Input records:
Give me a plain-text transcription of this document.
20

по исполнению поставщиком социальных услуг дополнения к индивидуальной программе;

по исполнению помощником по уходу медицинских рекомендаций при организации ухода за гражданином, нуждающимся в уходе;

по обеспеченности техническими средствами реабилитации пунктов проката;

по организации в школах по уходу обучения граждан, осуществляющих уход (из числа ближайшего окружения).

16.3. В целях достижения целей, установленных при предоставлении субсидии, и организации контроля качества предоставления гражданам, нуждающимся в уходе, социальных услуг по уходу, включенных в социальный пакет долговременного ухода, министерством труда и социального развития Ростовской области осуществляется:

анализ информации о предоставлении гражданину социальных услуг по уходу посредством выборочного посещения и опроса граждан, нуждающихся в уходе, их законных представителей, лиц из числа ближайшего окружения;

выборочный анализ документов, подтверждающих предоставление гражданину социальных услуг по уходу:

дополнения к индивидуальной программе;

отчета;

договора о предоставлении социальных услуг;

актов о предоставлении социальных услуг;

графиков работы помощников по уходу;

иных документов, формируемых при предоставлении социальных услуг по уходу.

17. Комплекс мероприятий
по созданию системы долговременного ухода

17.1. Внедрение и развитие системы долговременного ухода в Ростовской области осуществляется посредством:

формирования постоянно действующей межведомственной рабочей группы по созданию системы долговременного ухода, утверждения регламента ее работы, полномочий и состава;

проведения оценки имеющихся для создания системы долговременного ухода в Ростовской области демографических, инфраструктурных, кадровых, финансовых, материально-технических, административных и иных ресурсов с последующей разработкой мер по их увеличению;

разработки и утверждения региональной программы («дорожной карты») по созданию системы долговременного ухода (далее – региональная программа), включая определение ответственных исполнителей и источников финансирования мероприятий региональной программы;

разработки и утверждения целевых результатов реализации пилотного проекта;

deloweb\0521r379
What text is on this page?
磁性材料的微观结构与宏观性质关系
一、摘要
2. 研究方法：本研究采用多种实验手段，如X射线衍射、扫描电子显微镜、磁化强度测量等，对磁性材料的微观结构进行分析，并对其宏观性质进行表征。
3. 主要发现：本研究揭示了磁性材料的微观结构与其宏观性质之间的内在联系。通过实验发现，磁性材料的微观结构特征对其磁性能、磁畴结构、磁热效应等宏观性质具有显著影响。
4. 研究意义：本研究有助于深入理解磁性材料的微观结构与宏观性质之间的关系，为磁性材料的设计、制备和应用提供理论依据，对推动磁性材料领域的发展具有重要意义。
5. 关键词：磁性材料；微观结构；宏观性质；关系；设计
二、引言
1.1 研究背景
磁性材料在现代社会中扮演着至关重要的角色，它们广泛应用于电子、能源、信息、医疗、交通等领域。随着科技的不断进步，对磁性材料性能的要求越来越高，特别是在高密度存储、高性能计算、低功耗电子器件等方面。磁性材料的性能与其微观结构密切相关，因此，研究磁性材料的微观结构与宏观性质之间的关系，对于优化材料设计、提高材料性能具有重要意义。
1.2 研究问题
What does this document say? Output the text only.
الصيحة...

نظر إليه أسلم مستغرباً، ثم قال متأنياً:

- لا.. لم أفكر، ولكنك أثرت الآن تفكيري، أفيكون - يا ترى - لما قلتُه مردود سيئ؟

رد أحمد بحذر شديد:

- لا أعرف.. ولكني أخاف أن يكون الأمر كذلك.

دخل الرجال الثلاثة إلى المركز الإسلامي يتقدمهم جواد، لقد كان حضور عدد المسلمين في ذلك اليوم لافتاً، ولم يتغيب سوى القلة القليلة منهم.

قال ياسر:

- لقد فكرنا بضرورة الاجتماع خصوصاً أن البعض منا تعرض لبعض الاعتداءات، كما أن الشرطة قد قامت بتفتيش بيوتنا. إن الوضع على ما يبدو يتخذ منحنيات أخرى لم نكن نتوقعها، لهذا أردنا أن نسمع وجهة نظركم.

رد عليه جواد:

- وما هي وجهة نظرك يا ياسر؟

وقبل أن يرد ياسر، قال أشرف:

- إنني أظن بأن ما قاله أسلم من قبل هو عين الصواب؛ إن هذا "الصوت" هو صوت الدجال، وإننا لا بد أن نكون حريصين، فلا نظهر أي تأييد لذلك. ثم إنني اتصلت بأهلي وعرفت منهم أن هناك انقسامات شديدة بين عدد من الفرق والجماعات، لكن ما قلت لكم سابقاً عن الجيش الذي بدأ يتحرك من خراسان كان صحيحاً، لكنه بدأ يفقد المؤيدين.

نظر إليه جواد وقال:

What you will do: Return every line in the listing that contains the word "посредством".

Response to the task:
анализ информации о предоставлении гражданину социальных услуг по уходу посредством выборочного посещения и опроса граждан, нуждающихся в уходе, их законных представителей, лиц из числа ближайшего окружения;
17.1. Внедрение и развитие системы долговременного ухода в Ростовской области осуществляется посредством:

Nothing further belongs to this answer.